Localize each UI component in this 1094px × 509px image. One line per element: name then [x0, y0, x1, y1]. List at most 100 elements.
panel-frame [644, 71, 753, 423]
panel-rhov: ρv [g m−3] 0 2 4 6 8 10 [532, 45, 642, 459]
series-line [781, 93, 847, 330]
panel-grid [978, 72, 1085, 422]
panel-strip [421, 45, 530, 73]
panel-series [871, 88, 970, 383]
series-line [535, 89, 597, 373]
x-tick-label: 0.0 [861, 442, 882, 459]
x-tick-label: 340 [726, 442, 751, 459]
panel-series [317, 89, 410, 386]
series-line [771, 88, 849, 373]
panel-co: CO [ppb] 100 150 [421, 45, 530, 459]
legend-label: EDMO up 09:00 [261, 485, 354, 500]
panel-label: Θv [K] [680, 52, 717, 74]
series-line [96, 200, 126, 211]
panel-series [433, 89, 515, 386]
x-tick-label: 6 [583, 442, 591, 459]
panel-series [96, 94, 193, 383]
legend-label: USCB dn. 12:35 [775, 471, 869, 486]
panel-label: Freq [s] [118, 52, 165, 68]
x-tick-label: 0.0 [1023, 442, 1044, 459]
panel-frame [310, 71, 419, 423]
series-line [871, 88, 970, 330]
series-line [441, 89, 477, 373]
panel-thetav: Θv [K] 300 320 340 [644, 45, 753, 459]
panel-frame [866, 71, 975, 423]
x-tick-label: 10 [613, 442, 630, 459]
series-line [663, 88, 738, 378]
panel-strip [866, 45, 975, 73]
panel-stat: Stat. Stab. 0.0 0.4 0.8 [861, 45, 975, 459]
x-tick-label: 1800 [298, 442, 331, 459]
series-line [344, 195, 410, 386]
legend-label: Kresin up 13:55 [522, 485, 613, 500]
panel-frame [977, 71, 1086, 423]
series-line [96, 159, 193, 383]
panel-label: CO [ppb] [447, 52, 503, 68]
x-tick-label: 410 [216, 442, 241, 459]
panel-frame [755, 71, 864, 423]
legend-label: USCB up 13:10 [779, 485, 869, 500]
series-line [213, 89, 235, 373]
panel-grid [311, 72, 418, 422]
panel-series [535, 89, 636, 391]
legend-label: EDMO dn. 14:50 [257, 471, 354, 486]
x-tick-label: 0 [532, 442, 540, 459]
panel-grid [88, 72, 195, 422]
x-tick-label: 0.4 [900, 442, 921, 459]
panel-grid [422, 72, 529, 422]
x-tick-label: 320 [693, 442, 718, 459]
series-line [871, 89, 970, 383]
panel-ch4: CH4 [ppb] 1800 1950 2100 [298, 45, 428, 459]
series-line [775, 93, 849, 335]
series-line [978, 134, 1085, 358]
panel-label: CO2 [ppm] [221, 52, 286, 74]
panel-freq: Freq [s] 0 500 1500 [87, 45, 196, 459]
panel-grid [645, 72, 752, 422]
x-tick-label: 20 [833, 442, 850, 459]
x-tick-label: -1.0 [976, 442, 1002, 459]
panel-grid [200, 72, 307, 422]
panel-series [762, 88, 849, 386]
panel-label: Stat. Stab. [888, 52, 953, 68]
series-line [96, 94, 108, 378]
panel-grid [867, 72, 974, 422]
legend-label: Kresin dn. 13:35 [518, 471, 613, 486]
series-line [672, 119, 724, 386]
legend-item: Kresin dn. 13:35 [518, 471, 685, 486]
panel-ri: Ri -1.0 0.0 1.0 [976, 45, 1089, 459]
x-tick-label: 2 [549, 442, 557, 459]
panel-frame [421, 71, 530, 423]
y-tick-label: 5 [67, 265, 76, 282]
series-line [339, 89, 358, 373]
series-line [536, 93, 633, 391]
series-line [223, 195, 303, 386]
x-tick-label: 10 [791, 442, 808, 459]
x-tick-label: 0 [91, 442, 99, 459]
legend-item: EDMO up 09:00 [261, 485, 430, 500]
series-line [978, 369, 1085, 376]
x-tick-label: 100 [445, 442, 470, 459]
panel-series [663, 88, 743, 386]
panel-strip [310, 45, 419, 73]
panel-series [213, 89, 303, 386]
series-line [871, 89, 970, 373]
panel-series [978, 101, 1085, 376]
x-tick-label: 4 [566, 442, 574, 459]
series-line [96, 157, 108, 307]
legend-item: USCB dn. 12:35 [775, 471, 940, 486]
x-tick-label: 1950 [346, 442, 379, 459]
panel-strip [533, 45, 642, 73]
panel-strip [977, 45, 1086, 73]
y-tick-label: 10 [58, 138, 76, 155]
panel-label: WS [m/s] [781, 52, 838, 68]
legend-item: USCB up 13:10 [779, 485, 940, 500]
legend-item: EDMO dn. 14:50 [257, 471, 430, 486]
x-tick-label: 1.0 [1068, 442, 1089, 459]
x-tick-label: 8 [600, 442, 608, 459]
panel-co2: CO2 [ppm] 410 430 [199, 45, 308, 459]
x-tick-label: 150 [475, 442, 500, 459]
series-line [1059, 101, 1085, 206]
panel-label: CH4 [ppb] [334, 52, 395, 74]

== == ==

:: Instructions for the task ::
Reproduce every item above word for word, keeping each line and its numbers unchanged.

:: Result of the task ::
Localize each UI component in this 1094px × 509px image. One line per element: name then [x0, y0, x1, y1]. List at most 100 elements.
panel-frame [644, 71, 753, 423]
panel-rhov: ρv [g m−3] 0 2 4 6 8 10 [532, 45, 642, 459]
series-line [781, 93, 847, 330]
panel-grid [978, 72, 1085, 422]
panel-strip [421, 45, 530, 73]
panel-series [871, 88, 970, 383]
series-line [535, 89, 597, 373]
x-tick-label: 0.0 [861, 442, 882, 459]
x-tick-label: 340 [726, 442, 751, 459]
panel-series [317, 89, 410, 386]
series-line [771, 88, 849, 373]
panel-co: CO [ppb] 100 150 [421, 45, 530, 459]
legend-label: EDMO up 09:00 [261, 485, 354, 500]
panel-label: Θv [K] [680, 52, 717, 74]
series-line [96, 200, 126, 211]
panel-series [433, 89, 515, 386]
x-tick-label: 6 [583, 442, 591, 459]
panel-series [96, 94, 193, 383]
legend-label: USCB dn. 12:35 [775, 471, 869, 486]
panel-label: Freq [s] [118, 52, 165, 68]
x-tick-label: 0.0 [1023, 442, 1044, 459]
panel-frame [310, 71, 419, 423]
series-line [871, 88, 970, 330]
series-line [441, 89, 477, 373]
panel-thetav: Θv [K] 300 320 340 [644, 45, 753, 459]
panel-frame [866, 71, 975, 423]
x-tick-label: 10 [613, 442, 630, 459]
series-line [663, 88, 738, 378]
panel-strip [866, 45, 975, 73]
panel-stat: Stat. Stab. 0.0 0.4 0.8 [861, 45, 975, 459]
x-tick-label: 1800 [298, 442, 331, 459]
series-line [344, 195, 410, 386]
legend-label: Kresin up 13:55 [522, 485, 613, 500]
panel-frame [977, 71, 1086, 423]
series-line [96, 159, 193, 383]
panel-label: CO [ppb] [447, 52, 503, 68]
x-tick-label: 410 [216, 442, 241, 459]
panel-frame [755, 71, 864, 423]
legend-label: USCB up 13:10 [779, 485, 869, 500]
series-line [213, 89, 235, 373]
panel-grid [311, 72, 418, 422]
panel-series [535, 89, 636, 391]
legend-label: EDMO dn. 14:50 [257, 471, 354, 486]
x-tick-label: 0 [532, 442, 540, 459]
panel-grid [88, 72, 195, 422]
x-tick-label: 0.4 [900, 442, 921, 459]
panel-grid [422, 72, 529, 422]
x-tick-label: 320 [693, 442, 718, 459]
series-line [871, 89, 970, 383]
panel-ch4: CH4 [ppb] 1800 1950 2100 [298, 45, 428, 459]
series-line [775, 93, 849, 335]
series-line [978, 134, 1085, 358]
panel-label: CO2 [ppm] [221, 52, 286, 74]
panel-freq: Freq [s] 0 500 1500 [87, 45, 196, 459]
panel-grid [645, 72, 752, 422]
x-tick-label: 20 [833, 442, 850, 459]
x-tick-label: -1.0 [976, 442, 1002, 459]
panel-grid [200, 72, 307, 422]
panel-series [762, 88, 849, 386]
panel-label: Stat. Stab. [888, 52, 953, 68]
series-line [96, 94, 108, 378]
panel-grid [867, 72, 974, 422]
legend-label: Kresin dn. 13:35 [518, 471, 613, 486]
series-line [672, 119, 724, 386]
legend-item: Kresin dn. 13:35 [518, 471, 685, 486]
panel-ri: Ri -1.0 0.0 1.0 [976, 45, 1089, 459]
x-tick-label: 2 [549, 442, 557, 459]
panel-frame [421, 71, 530, 423]
y-tick-label: 5 [67, 265, 76, 282]
series-line [339, 89, 358, 373]
series-line [536, 93, 633, 391]
series-line [223, 195, 303, 386]
x-tick-label: 10 [791, 442, 808, 459]
x-tick-label: 0 [91, 442, 99, 459]
legend-item: EDMO up 09:00 [261, 485, 430, 500]
series-line [978, 369, 1085, 376]
x-tick-label: 100 [445, 442, 470, 459]
panel-series [663, 88, 743, 386]
panel-strip [310, 45, 419, 73]
panel-series [213, 89, 303, 386]
series-line [871, 89, 970, 373]
panel-series [978, 101, 1085, 376]
x-tick-label: 4 [566, 442, 574, 459]
series-line [96, 157, 108, 307]
legend-item: USCB dn. 12:35 [775, 471, 940, 486]
x-tick-label: 1950 [346, 442, 379, 459]
panel-strip [533, 45, 642, 73]
panel-strip [977, 45, 1086, 73]
y-tick-label: 10 [58, 138, 76, 155]
panel-label: WS [m/s] [781, 52, 838, 68]
legend-item: USCB up 13:10 [779, 485, 940, 500]
legend-item: EDMO dn. 14:50 [257, 471, 430, 486]
x-tick-label: 1.0 [1068, 442, 1089, 459]
x-tick-label: 8 [600, 442, 608, 459]
panel-co2: CO2 [ppm] 410 430 [199, 45, 308, 459]
x-tick-label: 150 [475, 442, 500, 459]
series-line [1059, 101, 1085, 206]
panel-label: CH4 [ppb] [334, 52, 395, 74]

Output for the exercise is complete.